** What you are asked to do **
Return all of the data exactly, with nothing left out but the pictures.

** Extracted data **
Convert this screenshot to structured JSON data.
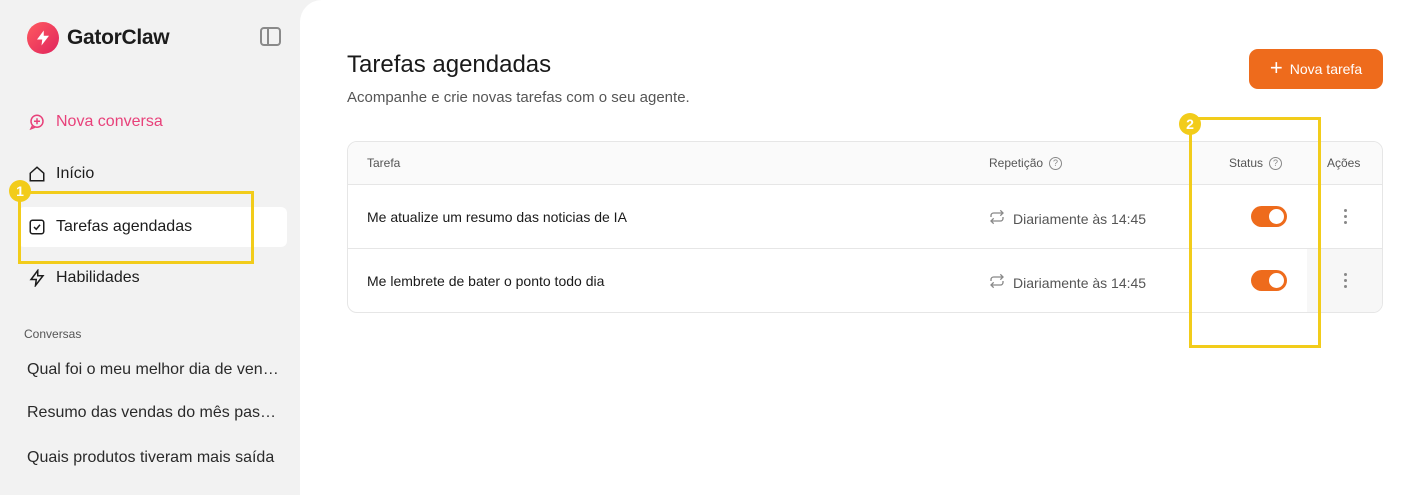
{
  "brand": {
    "name": "GatorClaw",
    "logo_icon": "lightning-bolt-icon",
    "accent": "#e8417a"
  },
  "sidebar": {
    "new_chat_label": "Nova conversa",
    "items": [
      {
        "label": "Início",
        "icon": "home-icon"
      },
      {
        "label": "Tarefas agendadas",
        "icon": "checkbox-icon",
        "active": true
      },
      {
        "label": "Habilidades",
        "icon": "lightning-icon"
      }
    ],
    "conversations_label": "Conversas",
    "conversations": [
      "Qual foi o meu melhor dia de vendas",
      "Resumo das vendas do mês passado",
      "Quais produtos tiveram mais saída"
    ]
  },
  "main": {
    "title": "Tarefas agendadas",
    "subtitle": "Acompanhe e crie novas tarefas com o seu agente.",
    "new_task_label": "Nova tarefa",
    "button_color": "#ee6b1c",
    "table": {
      "headers": {
        "task": "Tarefa",
        "repetition": "Repetição",
        "status": "Status",
        "actions": "Ações"
      },
      "rows": [
        {
          "task": "Me atualize um resumo das noticias de IA",
          "repetition": "Diariamente às 14:45",
          "status_on": true
        },
        {
          "task": "Me lembrete de bater o ponto todo dia",
          "repetition": "Diariamente às 14:45",
          "status_on": true
        }
      ]
    }
  },
  "annotations": {
    "badge_1": "1",
    "badge_2": "2",
    "color": "#f2cc1a"
  }
}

** Correct answer **
Convert this screenshot to structured JSON data.
{
  "brand": {
    "name": "GatorClaw",
    "logo_icon": "lightning-bolt-icon",
    "accent": "#e8417a"
  },
  "sidebar": {
    "new_chat_label": "Nova conversa",
    "items": [
      {
        "label": "Início",
        "icon": "home-icon"
      },
      {
        "label": "Tarefas agendadas",
        "icon": "checkbox-icon",
        "active": true
      },
      {
        "label": "Habilidades",
        "icon": "lightning-icon"
      }
    ],
    "conversations_label": "Conversas",
    "conversations": [
      "Qual foi o meu melhor dia de vendas",
      "Resumo das vendas do mês passado",
      "Quais produtos tiveram mais saída"
    ]
  },
  "main": {
    "title": "Tarefas agendadas",
    "subtitle": "Acompanhe e crie novas tarefas com o seu agente.",
    "new_task_label": "Nova tarefa",
    "button_color": "#ee6b1c",
    "table": {
      "headers": {
        "task": "Tarefa",
        "repetition": "Repetição",
        "status": "Status",
        "actions": "Ações"
      },
      "rows": [
        {
          "task": "Me atualize um resumo das noticias de IA",
          "repetition": "Diariamente às 14:45",
          "status_on": true
        },
        {
          "task": "Me lembrete de bater o ponto todo dia",
          "repetition": "Diariamente às 14:45",
          "status_on": true
        }
      ]
    }
  },
  "annotations": {
    "badge_1": "1",
    "badge_2": "2",
    "color": "#f2cc1a"
  }
}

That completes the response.